(Records from a dataset)

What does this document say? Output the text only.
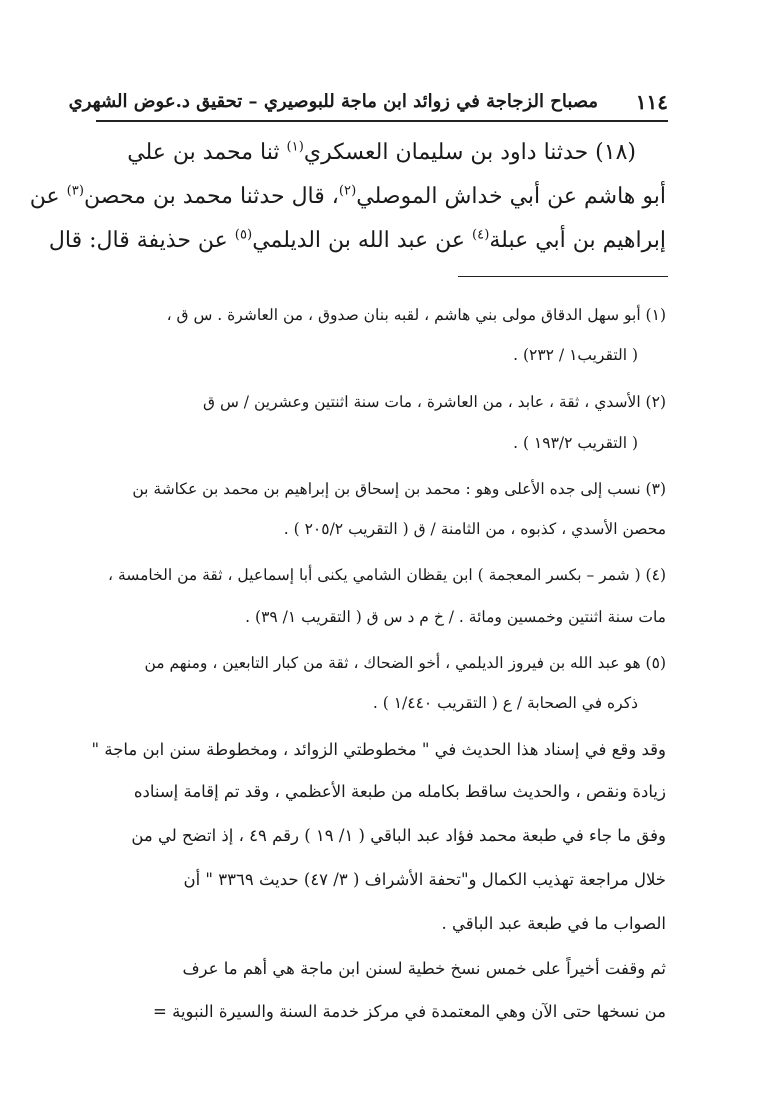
١١٤
مصباح الزجاجة في زوائد ابن ماجة للبوصيري – تحقيق د.عوض الشهري
(١٨) حدثنا داود بن سليمان العسكري$^{(١)}$ ثنا محمد بن علي
أبو هاشم عن أبي خداش الموصلي$^{(٢)}$، قال حدثنا محمد بن محصن$^{(٣)}$ عن
إبراهيم بن أبي عبلة$^{(٤)}$ عن عبد الله بن الديلمي$^{(٥)}$ عن حذيفة قال: قال
(١) أبو سهل الدقاق مولى بني هاشم ، لقبه بنان صدوق ، من العاشرة . س ق ،
( التقريب١ / ٢٣٢) .
(٢) الأسدي ، ثقة ، عابد ، من العاشرة ، مات سنة اثنتين وعشرين / س ق
( التقريب ١٩٣/٢ ) .
(٣) نسب إلى جده الأعلى وهو : محمد بن إسحاق بن إبراهيم بن محمد بن عكاشة بن
محصن الأسدي ، كذبوه ، من الثامنة / ق ( التقريب ٢٠٥/٢ ) .
(٤) ( شمر – بكسر المعجمة ) ابن يقظان الشامي يكنى أبا إسماعيل ، ثقة من الخامسة ،
مات سنة اثنتين وخمسين ومائة . / خ م د س ق ( التقريب ١/ ٣٩) .
(٥) هو عبد الله بن فيروز الديلمي ، أخو الضحاك ، ثقة من كبار التابعين ، ومنهم من
ذكره في الصحابة / ع ( التقريب ١/٤٤٠ ) .
وقد وقع في إسناد هذا الحديث في " مخطوطتي الزوائد ، ومخطوطة سنن ابن ماجة "
زيادة ونقص ، والحديث ساقط بكامله من طبعة الأعظمي ، وقد تم إقامة إسناده
وفق ما جاء في طبعة محمد فؤاد عبد الباقي ( ١/ ١٩ ) رقم ٤٩ ، إذ اتضح لي من
خلال مراجعة تهذيب الكمال و"تحفة الأشراف ( ٣/ ٤٧) حديث ٣٣٦٩ " أن
الصواب ما في طبعة عبد الباقي .
ثم وقفت أخيراً على خمس نسخ خطية لسنن ابن ماجة هي أهم ما عرف
من نسخها حتى الآن وهي المعتمدة في مركز خدمة السنة والسيرة النبوية =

**EXERCISE BRIEF:**
Copy out all lines that carry the word "العاشرة".

**IN RESPONSE:**
(١) أبو سهل الدقاق مولى بني هاشم ، لقبه بنان صدوق ، من العاشرة . س ق ،
(٢) الأسدي ، ثقة ، عابد ، من العاشرة ، مات سنة اثنتين وعشرين / س ق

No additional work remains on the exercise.